Given problem: For each line in the data below that holds "screenshot", return a copy.

Dataset records:
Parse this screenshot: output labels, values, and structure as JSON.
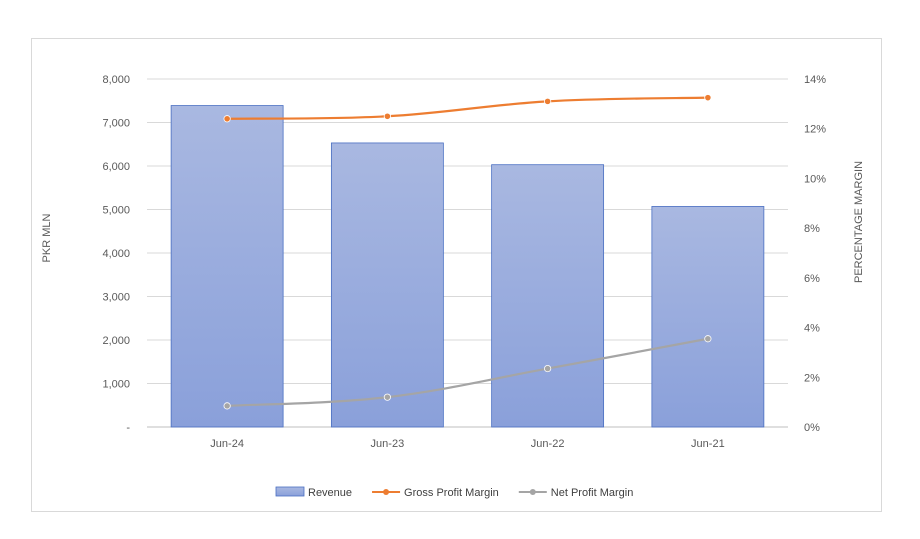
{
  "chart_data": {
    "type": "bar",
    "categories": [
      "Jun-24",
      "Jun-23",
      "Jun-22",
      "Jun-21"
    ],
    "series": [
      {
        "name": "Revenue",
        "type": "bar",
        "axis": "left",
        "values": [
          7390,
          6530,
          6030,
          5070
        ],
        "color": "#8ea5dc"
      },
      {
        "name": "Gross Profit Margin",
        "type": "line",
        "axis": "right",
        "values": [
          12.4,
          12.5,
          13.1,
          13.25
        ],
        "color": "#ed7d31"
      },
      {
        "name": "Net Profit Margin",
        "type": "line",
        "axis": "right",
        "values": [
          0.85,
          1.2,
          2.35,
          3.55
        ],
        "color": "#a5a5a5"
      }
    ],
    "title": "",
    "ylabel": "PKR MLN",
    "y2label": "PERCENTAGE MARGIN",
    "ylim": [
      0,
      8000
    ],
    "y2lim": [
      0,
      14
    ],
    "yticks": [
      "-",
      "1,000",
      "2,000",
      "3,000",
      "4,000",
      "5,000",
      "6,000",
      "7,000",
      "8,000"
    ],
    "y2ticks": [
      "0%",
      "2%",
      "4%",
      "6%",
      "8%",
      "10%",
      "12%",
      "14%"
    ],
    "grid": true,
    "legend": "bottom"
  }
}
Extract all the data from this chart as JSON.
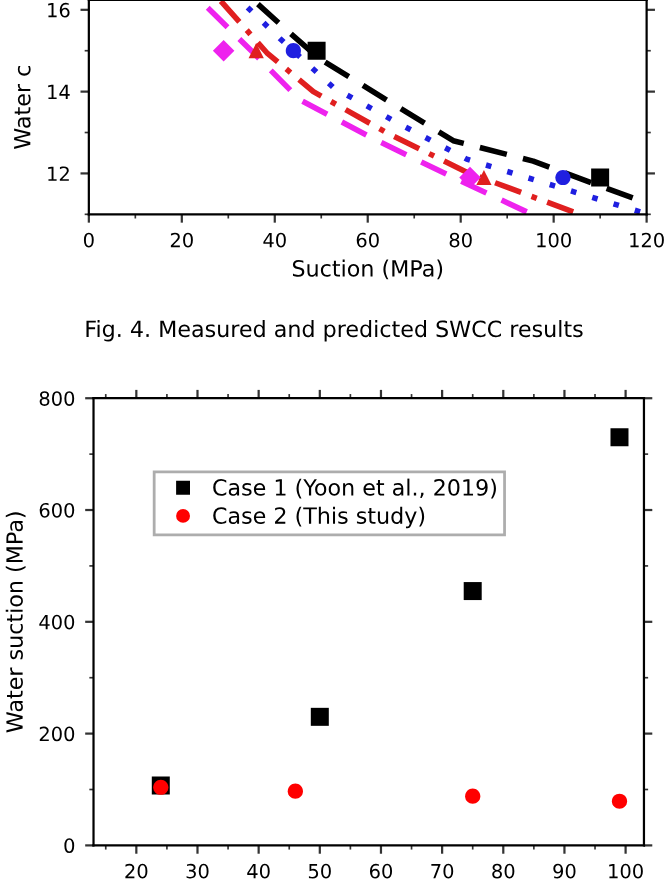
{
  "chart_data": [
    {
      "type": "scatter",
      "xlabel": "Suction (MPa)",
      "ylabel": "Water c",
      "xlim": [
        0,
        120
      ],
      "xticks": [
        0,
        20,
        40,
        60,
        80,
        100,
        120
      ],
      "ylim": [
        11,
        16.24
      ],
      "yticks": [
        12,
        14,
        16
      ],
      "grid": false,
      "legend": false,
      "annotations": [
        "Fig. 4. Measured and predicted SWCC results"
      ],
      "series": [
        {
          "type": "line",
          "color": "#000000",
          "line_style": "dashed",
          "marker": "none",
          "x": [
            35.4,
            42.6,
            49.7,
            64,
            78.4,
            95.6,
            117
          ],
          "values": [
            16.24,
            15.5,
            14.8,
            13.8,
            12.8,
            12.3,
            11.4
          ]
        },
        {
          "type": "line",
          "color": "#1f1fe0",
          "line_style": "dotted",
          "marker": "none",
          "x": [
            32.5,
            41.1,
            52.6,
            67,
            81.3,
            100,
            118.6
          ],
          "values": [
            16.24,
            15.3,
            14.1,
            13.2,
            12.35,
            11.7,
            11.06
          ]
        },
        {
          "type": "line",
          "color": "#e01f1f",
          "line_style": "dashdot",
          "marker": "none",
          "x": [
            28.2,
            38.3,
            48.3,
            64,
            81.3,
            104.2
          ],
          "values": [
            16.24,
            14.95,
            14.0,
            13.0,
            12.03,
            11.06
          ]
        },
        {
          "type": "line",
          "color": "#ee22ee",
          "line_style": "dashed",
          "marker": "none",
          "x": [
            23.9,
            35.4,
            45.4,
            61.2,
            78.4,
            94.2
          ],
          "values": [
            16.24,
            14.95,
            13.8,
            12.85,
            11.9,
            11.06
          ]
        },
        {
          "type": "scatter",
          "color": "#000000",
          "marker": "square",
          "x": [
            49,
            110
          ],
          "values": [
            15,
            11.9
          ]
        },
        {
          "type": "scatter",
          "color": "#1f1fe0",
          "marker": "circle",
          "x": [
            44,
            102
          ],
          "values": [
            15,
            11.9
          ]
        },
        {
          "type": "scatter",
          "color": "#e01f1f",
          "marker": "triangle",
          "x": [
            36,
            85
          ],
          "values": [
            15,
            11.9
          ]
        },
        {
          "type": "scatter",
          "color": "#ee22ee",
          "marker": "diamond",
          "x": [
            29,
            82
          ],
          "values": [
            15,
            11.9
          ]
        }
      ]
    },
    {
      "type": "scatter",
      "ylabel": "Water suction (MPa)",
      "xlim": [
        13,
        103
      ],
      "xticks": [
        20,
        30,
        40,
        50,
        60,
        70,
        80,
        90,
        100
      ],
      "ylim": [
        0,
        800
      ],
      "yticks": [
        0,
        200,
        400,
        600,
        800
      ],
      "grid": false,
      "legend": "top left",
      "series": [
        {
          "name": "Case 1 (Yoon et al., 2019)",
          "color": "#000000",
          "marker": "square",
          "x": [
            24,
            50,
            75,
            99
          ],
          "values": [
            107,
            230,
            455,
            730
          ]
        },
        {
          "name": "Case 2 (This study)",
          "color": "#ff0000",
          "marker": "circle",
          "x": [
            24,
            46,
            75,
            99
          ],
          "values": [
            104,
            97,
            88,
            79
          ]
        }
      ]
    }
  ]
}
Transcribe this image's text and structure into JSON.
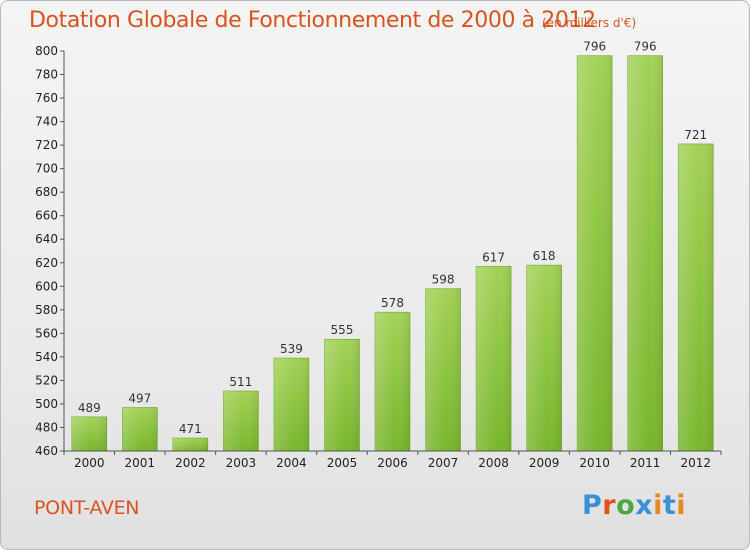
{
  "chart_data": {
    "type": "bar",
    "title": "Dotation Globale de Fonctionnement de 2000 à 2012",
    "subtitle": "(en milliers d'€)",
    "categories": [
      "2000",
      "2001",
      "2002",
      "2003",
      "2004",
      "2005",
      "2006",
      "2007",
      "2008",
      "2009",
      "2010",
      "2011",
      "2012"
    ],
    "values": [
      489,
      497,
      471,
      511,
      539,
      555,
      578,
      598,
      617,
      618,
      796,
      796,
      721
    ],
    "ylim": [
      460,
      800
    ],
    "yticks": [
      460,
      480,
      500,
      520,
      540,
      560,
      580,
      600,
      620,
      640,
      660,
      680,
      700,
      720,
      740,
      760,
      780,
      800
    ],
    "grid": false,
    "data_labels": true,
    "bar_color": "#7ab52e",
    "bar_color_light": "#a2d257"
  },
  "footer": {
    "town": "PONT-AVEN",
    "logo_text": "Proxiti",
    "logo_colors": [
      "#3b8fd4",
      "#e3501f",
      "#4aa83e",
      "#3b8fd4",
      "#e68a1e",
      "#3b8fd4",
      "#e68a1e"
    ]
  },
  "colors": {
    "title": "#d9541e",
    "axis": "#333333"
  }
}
==
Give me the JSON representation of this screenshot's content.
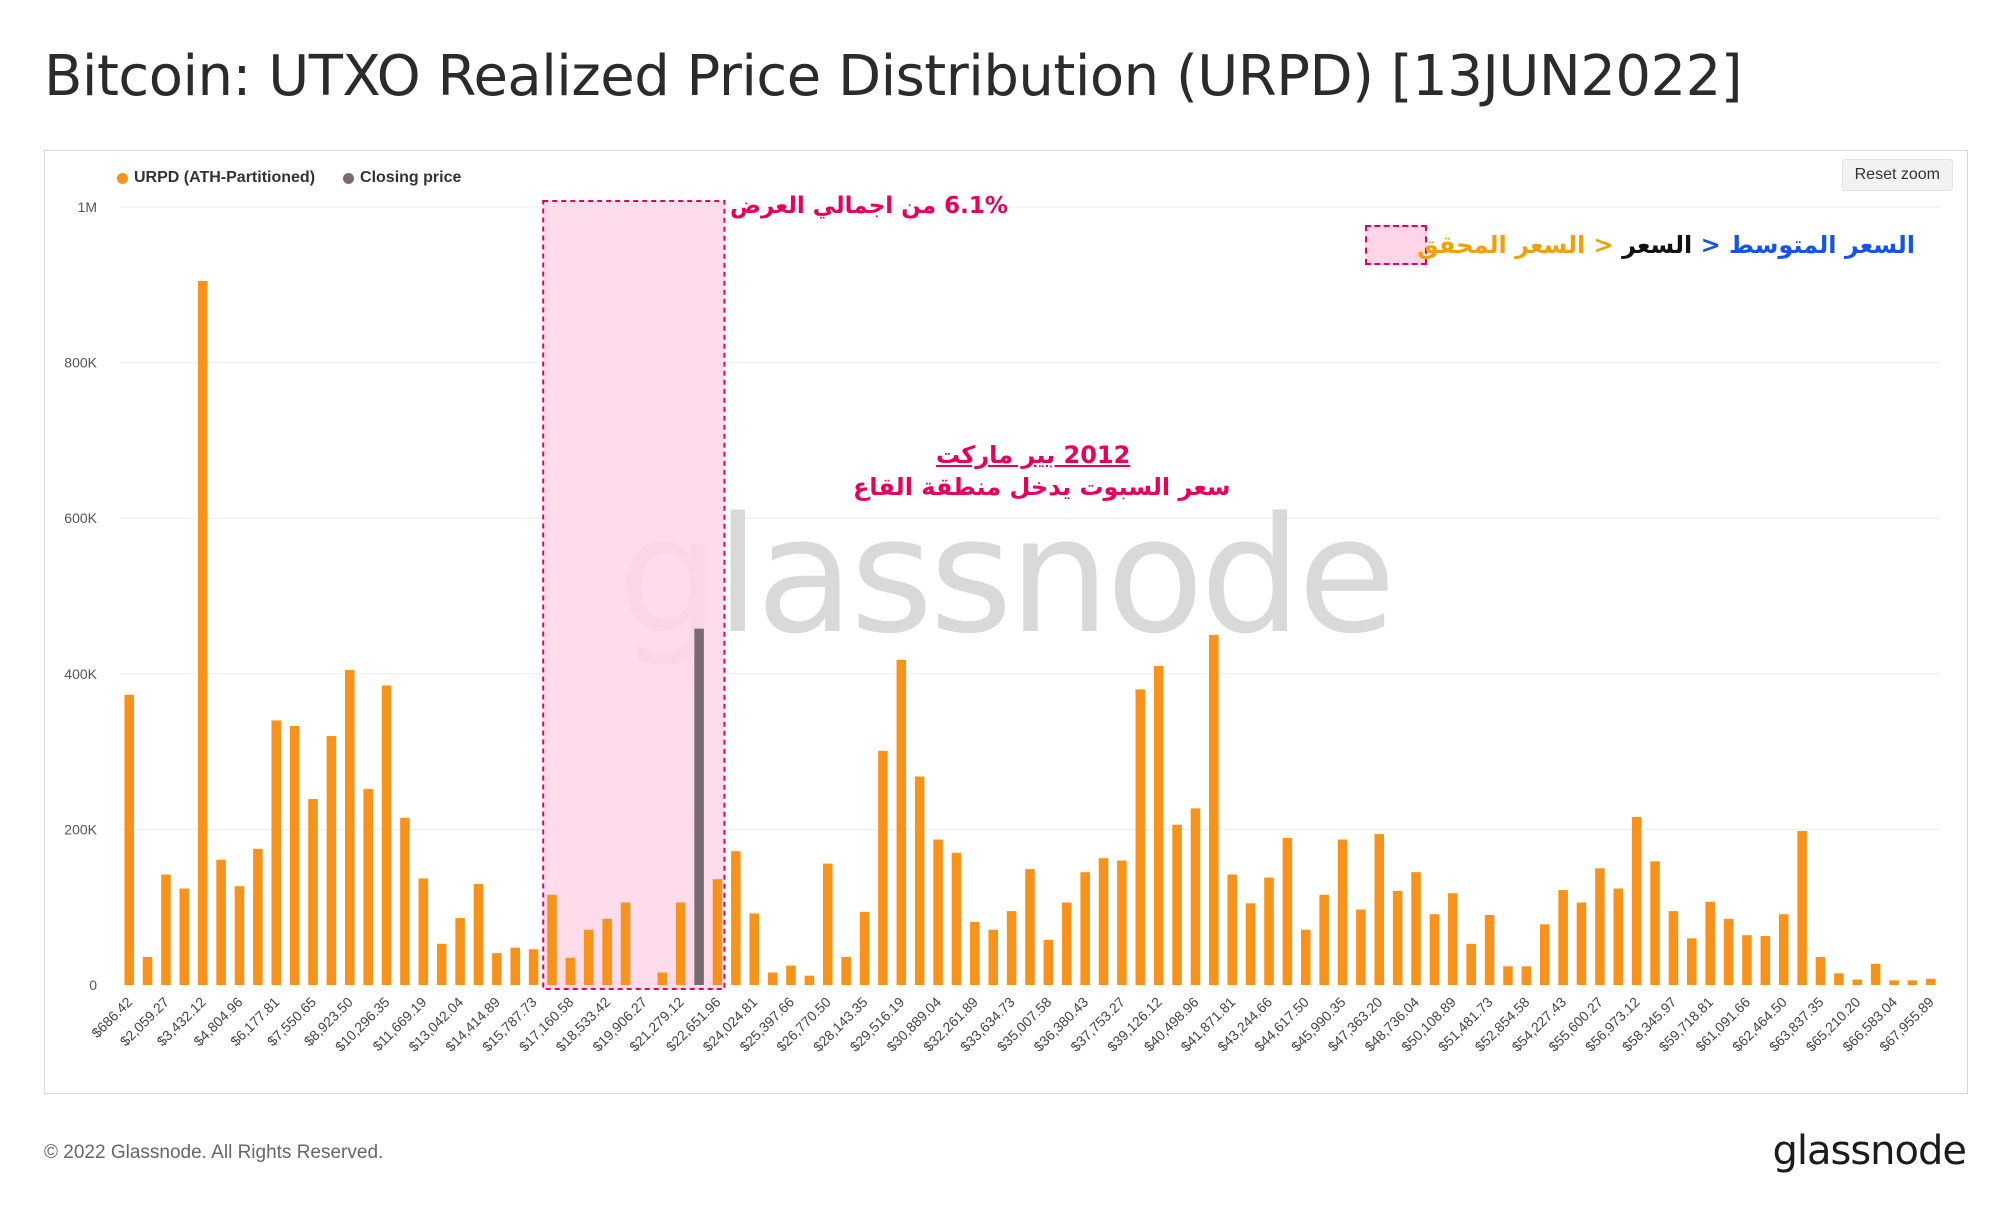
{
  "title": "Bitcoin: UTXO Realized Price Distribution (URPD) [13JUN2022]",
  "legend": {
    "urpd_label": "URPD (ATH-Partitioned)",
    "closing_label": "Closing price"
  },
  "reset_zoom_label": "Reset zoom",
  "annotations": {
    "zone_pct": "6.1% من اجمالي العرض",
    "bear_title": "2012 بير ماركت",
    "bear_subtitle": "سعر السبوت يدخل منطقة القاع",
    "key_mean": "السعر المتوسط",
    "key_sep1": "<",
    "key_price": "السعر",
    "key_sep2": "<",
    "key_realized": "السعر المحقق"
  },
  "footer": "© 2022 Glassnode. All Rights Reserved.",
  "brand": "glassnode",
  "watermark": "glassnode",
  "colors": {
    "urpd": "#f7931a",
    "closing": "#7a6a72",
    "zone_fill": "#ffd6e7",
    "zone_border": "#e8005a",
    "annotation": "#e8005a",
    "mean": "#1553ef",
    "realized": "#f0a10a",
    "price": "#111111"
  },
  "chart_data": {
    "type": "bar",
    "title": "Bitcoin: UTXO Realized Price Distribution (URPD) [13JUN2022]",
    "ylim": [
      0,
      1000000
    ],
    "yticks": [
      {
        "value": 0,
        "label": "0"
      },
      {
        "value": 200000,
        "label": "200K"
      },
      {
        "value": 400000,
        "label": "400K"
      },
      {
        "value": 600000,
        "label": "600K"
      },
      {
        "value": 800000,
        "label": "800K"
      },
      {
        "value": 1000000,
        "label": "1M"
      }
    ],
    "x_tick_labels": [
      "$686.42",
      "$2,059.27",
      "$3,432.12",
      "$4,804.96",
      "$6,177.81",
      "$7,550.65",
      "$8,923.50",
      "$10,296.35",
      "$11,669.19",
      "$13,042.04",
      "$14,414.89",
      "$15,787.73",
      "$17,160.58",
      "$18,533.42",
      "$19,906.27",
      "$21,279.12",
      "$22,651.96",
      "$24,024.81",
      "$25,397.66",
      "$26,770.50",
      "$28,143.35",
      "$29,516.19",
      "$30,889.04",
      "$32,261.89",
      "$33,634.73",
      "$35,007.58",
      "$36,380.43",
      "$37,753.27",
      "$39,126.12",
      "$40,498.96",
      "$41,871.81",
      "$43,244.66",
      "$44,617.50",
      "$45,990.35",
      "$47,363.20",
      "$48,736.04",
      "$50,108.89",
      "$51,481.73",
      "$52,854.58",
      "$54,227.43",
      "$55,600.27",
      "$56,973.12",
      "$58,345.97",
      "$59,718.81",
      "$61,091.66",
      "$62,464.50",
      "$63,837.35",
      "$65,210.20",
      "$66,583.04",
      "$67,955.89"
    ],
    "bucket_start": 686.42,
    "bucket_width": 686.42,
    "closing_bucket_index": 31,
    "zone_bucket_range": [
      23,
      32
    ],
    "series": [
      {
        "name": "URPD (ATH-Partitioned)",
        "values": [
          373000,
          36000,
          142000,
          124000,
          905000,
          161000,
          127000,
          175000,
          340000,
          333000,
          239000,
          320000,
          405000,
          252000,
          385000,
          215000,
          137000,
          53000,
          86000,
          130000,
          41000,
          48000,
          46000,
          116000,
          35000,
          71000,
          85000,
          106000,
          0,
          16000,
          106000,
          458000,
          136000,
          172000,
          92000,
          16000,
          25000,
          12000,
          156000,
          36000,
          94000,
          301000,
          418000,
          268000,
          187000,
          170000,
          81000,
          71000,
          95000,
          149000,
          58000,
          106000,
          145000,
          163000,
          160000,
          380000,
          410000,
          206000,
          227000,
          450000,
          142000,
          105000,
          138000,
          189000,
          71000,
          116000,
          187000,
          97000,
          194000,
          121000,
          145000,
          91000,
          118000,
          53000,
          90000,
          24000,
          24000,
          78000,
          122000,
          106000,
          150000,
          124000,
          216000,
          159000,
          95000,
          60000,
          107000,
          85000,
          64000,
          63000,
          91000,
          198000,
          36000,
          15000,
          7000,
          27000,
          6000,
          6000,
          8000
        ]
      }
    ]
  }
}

Output:
Parse this screenshot: output labels, values, and structure as JSON.
Give me the JSON representation of this screenshot's content.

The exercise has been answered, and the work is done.